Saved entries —
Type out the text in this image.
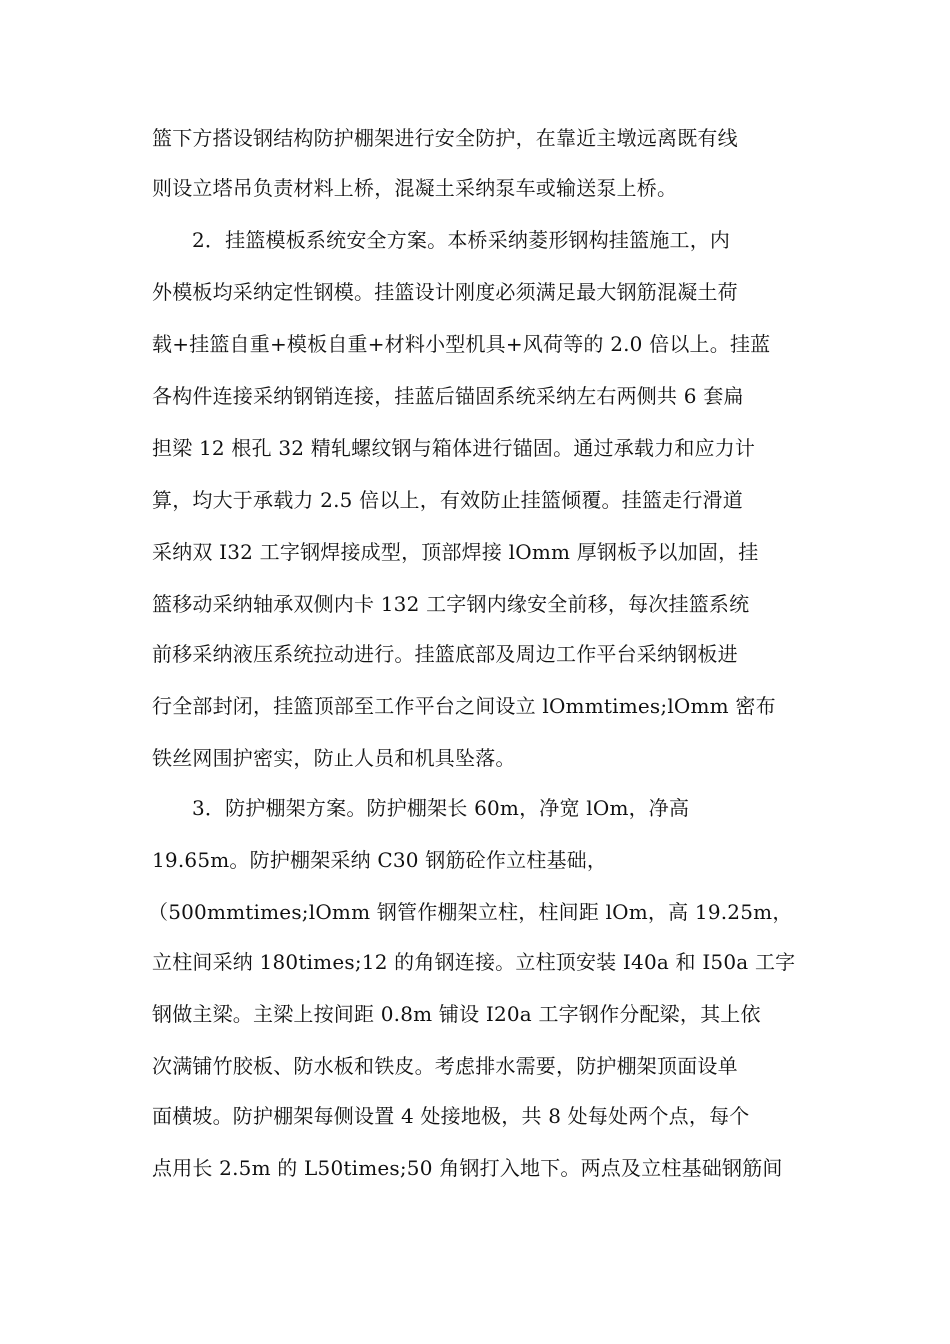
篮下方搭设钢结构防护棚架进行安全防护，在靠近主墩远离既有线
则设立塔吊负责材料上桥，混凝土采纳泵车或输送泵上桥。
2．挂篮模板系统安全方案。本桥采纳菱形钢构挂篮施工，内
外模板均采纳定性钢模。挂篮设计刚度必须满足最大钢筋混凝土荷
载+挂篮自重+模板自重+材料小型机具+风荷等的 2.0 倍以上。挂蓝
各构件连接采纳钢销连接，挂蓝后锚固系统采纳左右两侧共 6 套扁
担梁 12 根孔 32 精轧螺纹钢与箱体进行锚固。通过承载力和应力计
算，均大于承载力 2.5 倍以上，有效防止挂篮倾覆。挂篮走行滑道
采纳双 I32 工字钢焊接成型，顶部焊接 lOmm 厚钢板予以加固，挂
篮移动采纳轴承双侧内卡 132 工字钢内缘安全前移，每次挂篮系统
前移采纳液压系统拉动进行。挂篮底部及周边工作平台采纳钢板进
行全部封闭，挂篮顶部至工作平台之间设立 lOmmtimes;lOmm 密布
铁丝网围护密实，防止人员和机具坠落。
3．防护棚架方案。防护棚架长 60m，净宽 lOm，净高
19.65m。防护棚架采纳 C30 钢筋砼作立柱基础，
（500mmtimes;lOmm 钢管作棚架立柱，柱间距 lOm，高 19.25m，
立柱间采纳 180times;12 的角钢连接。立柱顶安装 I40a 和 I50a 工字
钢做主梁。主梁上按间距 0.8m 铺设 I20a 工字钢作分配梁，其上依
次满铺竹胶板、防水板和铁皮。考虑排水需要，防护棚架顶面设单
面横坡。防护棚架每侧设置 4 处接地极，共 8 处每处两个点，每个
点用长 2.5m 的 L50times;50 角钢打入地下。两点及立柱基础钢筋间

TASK INSTRUCTIONS — Make an exact reproduction of the listing above, without any pictures.

RESULT FOR THIS EXERCISE —
Type out the text in this image.
篮下方搭设钢结构防护棚架进行安全防护，在靠近主墩远离既有线
则设立塔吊负责材料上桥，混凝土采纳泵车或输送泵上桥。
2．挂篮模板系统安全方案。本桥采纳菱形钢构挂篮施工，内
外模板均采纳定性钢模。挂篮设计刚度必须满足最大钢筋混凝土荷
载+挂篮自重+模板自重+材料小型机具+风荷等的 2.0 倍以上。挂蓝
各构件连接采纳钢销连接，挂蓝后锚固系统采纳左右两侧共 6 套扁
担梁 12 根孔 32 精轧螺纹钢与箱体进行锚固。通过承载力和应力计
算，均大于承载力 2.5 倍以上，有效防止挂篮倾覆。挂篮走行滑道
采纳双 I32 工字钢焊接成型，顶部焊接 lOmm 厚钢板予以加固，挂
篮移动采纳轴承双侧内卡 132 工字钢内缘安全前移，每次挂篮系统
前移采纳液压系统拉动进行。挂篮底部及周边工作平台采纳钢板进
行全部封闭，挂篮顶部至工作平台之间设立 lOmmtimes;lOmm 密布
铁丝网围护密实，防止人员和机具坠落。
3．防护棚架方案。防护棚架长 60m，净宽 lOm，净高
19.65m。防护棚架采纳 C30 钢筋砼作立柱基础，
（500mmtimes;lOmm 钢管作棚架立柱，柱间距 lOm，高 19.25m，
立柱间采纳 180times;12 的角钢连接。立柱顶安装 I40a 和 I50a 工字
钢做主梁。主梁上按间距 0.8m 铺设 I20a 工字钢作分配梁，其上依
次满铺竹胶板、防水板和铁皮。考虑排水需要，防护棚架顶面设单
面横坡。防护棚架每侧设置 4 处接地极，共 8 处每处两个点，每个
点用长 2.5m 的 L50times;50 角钢打入地下。两点及立柱基础钢筋间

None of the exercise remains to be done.